Source document

An advertisement containing false information either about the advertised product or about a product possibly being compared therewith will amount to a form of unfair competition and in terms of the Commercial Transactions Law, such advertisements will expose the advertiser to claims for damages.

Other laws that address advertising include the Suppression of Fraud Executive Regulations providing that commercial statements contained in advertisements must be accurate in all respects.  These regulations further provide specifically that a trader may not publish false information concerning the importance of goods, or make false representations as to rank, medal or reward. The Consumer Protection Law further provides that a supplier may not display, offer, promote or advertise any misleading goods that would harm the interests or health of consumers, which may include information about goods that may be misleading.  

Based on the above it can be concluded that comparative advertising as such is not prohibited by law, provided that the content of a proposed advertisement complies with the various requirements set by laws such as the Commercial Transactions Law, the Suppression of Fraud Executive Regulations and the Consumer Protection Law.

With respect to health advertisements, the Health Advertisements Regulations deal with the advertising of medical products. In these regulations the term “medical products” is widely defined including a wide range of matter that is related to the human health such as:

  • pharmaceuticals (as well as herbal medicine, health food, nutritional supplements and beauty centres);
  • medical apparatus;
  • medical institutions;
  • persons practicing a medical profession; and
  • methods of medical treatment.

Task instructions
- a) Summarize the passage on advertising law in two sentences.
- b) According to the passage on advertising law, which regulations deal with the advertising of medical products?
- c) Repeat the part of the passage on advertising law starting at "An advertisement containing" and ending at "claims for damages.".
The rows that follow come from a different source than the passage on advertising law.

Dataset entries
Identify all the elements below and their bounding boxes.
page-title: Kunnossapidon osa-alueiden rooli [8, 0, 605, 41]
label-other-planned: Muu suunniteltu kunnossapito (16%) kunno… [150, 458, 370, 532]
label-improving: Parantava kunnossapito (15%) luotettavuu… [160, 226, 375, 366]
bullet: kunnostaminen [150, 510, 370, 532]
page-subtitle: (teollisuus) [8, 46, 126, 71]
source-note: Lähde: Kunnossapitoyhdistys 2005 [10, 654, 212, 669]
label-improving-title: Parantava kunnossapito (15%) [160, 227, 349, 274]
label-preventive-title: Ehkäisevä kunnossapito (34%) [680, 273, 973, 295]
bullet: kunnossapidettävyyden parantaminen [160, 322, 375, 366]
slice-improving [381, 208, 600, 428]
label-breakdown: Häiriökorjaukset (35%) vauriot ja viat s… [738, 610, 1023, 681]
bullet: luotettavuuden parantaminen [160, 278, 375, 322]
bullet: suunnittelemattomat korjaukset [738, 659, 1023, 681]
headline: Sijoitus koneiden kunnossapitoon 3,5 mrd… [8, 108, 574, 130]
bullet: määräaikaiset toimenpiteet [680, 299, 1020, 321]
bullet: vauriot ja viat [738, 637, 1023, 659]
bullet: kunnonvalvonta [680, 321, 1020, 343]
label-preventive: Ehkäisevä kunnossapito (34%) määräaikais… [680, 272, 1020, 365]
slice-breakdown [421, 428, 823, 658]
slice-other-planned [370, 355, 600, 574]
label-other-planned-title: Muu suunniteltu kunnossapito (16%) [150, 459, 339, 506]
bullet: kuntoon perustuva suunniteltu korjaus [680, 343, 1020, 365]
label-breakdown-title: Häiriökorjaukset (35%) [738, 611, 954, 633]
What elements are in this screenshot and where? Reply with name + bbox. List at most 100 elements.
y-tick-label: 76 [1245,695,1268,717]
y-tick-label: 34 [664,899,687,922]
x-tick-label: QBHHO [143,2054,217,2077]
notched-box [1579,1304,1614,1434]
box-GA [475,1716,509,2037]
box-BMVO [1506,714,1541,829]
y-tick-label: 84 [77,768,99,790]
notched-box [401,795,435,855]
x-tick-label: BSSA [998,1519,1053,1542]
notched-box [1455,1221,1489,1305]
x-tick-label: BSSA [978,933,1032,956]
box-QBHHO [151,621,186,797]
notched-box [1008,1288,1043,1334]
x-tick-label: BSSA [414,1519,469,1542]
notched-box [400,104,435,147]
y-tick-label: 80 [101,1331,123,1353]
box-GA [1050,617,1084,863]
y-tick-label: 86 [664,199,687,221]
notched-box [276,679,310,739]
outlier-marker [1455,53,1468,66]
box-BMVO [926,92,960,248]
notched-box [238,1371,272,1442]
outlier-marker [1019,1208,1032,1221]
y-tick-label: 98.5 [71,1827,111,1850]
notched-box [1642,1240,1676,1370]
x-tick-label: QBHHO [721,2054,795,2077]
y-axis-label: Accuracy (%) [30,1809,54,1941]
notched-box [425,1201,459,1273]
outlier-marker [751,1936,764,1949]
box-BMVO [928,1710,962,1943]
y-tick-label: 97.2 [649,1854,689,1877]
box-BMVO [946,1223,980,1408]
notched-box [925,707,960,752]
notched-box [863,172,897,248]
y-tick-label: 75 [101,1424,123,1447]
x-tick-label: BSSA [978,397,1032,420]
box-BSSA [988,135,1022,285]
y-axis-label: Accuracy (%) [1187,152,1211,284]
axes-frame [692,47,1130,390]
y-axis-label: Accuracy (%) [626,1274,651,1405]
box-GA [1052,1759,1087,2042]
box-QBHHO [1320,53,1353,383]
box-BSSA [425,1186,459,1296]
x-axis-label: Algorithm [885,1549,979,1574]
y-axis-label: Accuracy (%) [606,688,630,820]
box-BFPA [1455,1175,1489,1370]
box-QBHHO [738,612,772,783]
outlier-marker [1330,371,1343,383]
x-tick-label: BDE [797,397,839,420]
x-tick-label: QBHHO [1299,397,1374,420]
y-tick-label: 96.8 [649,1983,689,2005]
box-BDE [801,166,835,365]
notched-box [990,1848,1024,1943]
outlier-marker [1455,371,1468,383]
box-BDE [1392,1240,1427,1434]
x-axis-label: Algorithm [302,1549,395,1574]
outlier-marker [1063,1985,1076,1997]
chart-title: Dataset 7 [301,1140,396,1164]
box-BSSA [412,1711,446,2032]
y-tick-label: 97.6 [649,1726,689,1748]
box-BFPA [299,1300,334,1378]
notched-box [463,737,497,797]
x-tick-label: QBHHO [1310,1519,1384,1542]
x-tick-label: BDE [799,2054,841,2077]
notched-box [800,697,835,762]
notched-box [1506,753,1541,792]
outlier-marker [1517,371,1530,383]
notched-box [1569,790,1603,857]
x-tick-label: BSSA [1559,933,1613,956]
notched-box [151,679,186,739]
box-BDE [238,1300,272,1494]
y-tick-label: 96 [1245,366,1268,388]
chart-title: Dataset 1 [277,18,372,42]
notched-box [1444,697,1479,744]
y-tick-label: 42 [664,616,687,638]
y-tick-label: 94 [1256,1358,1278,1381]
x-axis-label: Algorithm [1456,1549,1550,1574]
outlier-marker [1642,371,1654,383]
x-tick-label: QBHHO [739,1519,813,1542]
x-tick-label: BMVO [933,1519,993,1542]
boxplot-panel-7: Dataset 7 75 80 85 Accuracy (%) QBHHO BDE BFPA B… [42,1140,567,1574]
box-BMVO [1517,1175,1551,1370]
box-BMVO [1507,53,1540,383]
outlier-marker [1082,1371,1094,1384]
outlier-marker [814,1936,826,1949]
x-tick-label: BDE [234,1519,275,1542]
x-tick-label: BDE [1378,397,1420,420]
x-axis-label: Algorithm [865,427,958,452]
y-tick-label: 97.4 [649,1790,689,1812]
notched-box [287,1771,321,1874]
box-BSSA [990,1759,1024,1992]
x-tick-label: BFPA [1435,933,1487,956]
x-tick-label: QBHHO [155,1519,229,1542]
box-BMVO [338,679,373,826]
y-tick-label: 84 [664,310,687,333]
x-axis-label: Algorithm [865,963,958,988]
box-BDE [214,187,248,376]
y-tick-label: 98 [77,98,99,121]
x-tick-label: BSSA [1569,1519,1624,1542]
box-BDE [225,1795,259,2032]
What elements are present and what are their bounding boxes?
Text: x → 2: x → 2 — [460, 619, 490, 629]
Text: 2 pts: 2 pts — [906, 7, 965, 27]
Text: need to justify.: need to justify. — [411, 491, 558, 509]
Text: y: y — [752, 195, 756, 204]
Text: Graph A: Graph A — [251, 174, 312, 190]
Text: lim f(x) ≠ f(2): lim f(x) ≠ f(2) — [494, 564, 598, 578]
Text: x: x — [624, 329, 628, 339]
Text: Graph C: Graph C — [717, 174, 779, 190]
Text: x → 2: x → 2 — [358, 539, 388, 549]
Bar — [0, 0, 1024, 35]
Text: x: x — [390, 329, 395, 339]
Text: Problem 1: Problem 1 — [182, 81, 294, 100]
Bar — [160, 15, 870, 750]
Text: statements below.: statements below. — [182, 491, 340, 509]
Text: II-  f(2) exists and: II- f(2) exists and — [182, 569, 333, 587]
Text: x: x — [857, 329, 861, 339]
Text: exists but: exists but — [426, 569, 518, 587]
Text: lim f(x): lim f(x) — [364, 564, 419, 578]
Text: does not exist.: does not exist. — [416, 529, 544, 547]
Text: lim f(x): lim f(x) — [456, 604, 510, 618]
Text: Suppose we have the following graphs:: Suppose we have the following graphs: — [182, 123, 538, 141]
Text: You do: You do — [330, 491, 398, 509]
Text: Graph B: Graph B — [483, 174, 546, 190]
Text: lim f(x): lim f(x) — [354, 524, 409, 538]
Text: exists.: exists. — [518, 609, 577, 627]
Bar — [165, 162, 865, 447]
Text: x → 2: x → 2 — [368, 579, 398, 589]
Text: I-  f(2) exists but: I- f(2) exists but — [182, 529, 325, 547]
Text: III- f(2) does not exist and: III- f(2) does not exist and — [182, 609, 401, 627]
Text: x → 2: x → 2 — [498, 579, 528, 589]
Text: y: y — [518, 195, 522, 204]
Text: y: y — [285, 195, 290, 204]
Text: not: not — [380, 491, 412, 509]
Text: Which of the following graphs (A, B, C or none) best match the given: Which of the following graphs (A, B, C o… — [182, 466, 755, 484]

Solutions per task
- a) Under the Commercial Transactions Law, an advertisement with false information about the advertised product or a compared product amounts to unfair competition and exposes the advertiser to damages claims, and the Suppression of Fraud Executive Regulations and the Consumer Protection Law also require accuracy and bar misleading promotion. Comparative advertising is therefore not prohibited if it complies with these laws, while the Health Advertisements Regulations govern the advertising of broadly defined medical products.

- b) The Health Advertisements Regulations.

- c)
An advertisement containing false information either about the advertised product or about a product possibly being compared therewith will amount to a form of unfair competition and in terms of the Commercial Transactions Law, such advertisements will expose the advertiser to claims for damages.